**STATED TASK:**
Search the listing for the string "text" and copy every line that contains it.

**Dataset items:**
☆ ☆ ☆
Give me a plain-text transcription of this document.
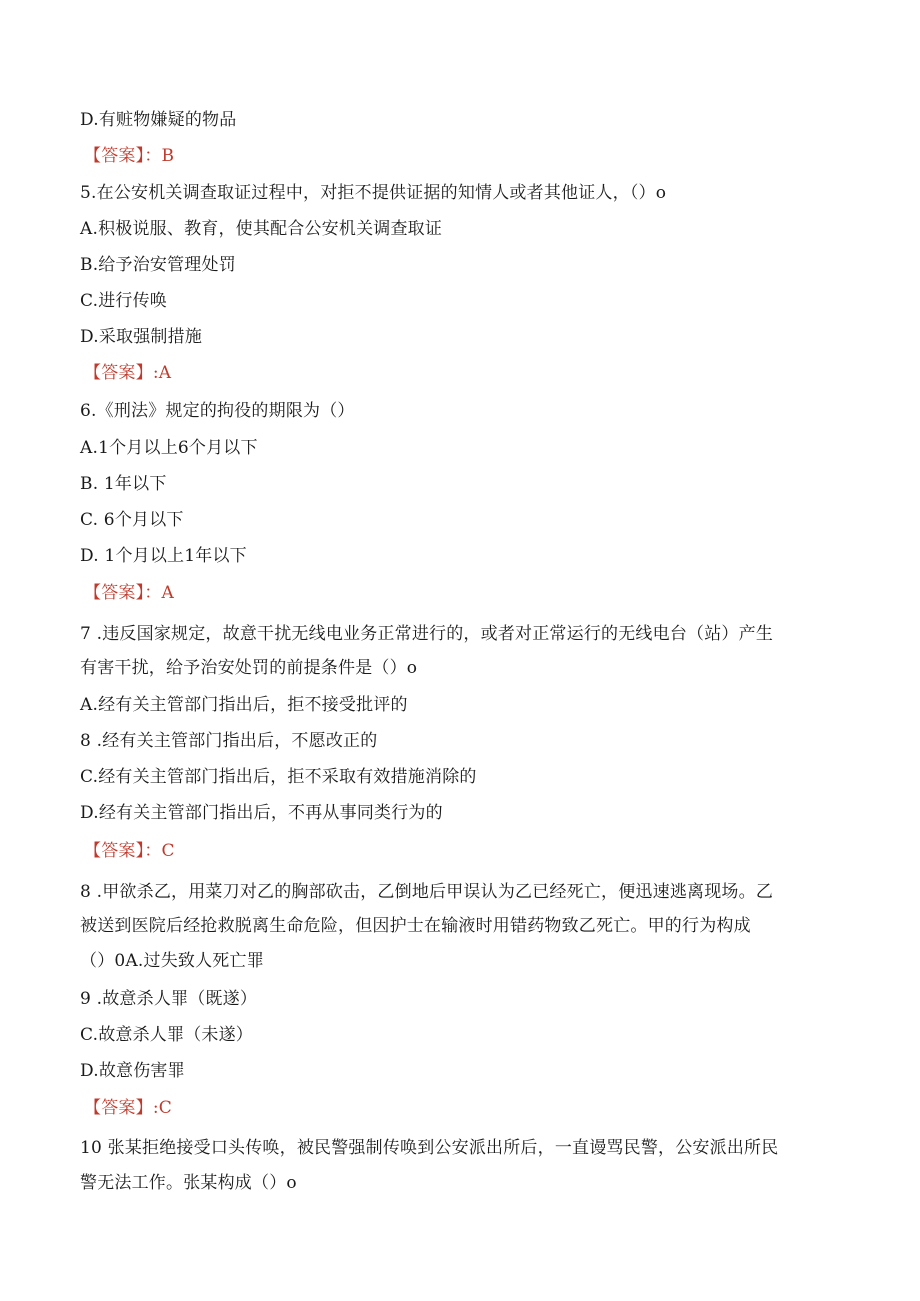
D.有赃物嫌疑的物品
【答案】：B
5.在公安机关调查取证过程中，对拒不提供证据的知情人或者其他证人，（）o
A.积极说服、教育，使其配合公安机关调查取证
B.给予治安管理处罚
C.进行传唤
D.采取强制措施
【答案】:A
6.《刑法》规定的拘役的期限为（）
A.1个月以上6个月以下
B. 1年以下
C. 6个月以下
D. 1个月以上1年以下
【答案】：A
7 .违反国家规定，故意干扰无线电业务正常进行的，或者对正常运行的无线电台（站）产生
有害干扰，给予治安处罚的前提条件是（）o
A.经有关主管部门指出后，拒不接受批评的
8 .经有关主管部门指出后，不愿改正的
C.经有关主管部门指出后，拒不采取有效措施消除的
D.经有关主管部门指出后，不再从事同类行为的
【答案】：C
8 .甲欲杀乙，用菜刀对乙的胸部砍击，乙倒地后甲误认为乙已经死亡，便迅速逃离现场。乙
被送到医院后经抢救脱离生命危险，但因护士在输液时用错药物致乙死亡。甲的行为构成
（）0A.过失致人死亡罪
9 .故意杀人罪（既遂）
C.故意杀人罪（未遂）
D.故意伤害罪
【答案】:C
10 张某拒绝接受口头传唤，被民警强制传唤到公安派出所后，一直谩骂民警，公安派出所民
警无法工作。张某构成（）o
☆ ☆ ☆
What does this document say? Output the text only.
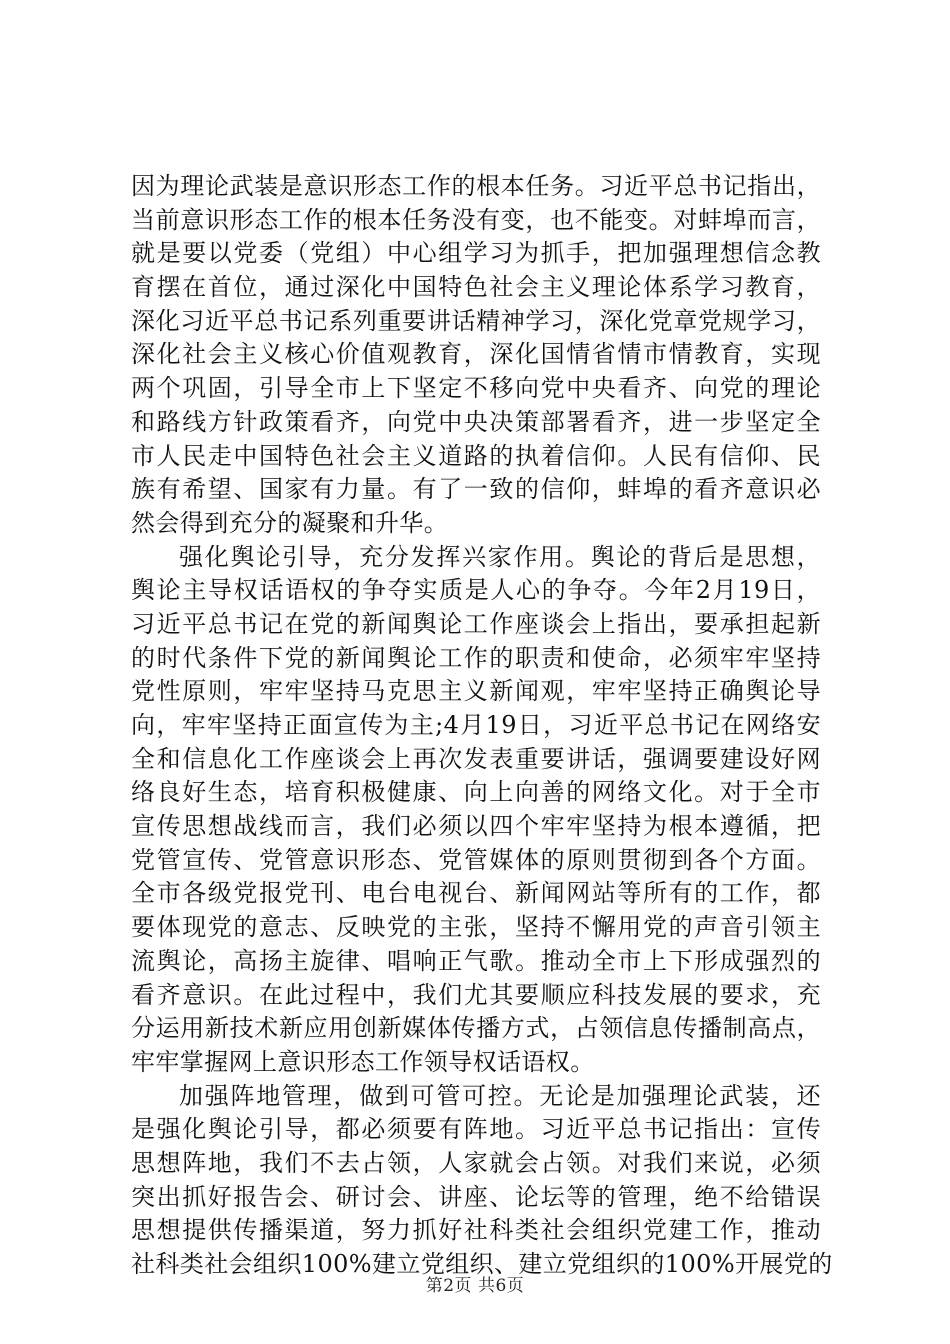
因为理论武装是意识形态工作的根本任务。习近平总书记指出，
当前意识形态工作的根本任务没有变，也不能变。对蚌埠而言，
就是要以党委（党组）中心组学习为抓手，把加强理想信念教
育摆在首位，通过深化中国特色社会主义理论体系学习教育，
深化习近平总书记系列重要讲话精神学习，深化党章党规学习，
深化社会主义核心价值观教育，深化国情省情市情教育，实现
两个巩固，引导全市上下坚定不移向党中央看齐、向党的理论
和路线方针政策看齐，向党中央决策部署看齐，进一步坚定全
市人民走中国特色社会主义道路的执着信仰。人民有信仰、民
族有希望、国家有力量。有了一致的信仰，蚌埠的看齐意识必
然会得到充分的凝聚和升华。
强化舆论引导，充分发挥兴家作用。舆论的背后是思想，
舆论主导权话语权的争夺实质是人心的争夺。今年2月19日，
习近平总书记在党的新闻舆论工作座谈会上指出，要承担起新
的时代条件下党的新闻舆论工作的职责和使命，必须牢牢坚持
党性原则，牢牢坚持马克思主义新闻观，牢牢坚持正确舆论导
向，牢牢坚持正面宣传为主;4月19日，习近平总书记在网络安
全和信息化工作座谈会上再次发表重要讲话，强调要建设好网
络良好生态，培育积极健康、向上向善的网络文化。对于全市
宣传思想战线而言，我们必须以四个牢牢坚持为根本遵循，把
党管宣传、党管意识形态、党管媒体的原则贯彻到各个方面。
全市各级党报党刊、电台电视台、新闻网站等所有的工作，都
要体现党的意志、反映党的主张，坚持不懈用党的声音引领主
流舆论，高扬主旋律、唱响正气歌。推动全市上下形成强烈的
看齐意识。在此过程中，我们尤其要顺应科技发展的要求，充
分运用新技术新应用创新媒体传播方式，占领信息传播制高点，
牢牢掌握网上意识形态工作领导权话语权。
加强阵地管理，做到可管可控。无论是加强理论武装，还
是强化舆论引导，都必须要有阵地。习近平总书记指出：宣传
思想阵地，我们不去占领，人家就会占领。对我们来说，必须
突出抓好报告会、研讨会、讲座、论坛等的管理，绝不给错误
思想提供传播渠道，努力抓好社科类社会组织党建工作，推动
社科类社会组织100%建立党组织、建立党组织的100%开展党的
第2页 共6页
☆ ☆ ☆
**REPLY:**
Give me a plain-text transcription of this document.
What does this document say? Output the text only.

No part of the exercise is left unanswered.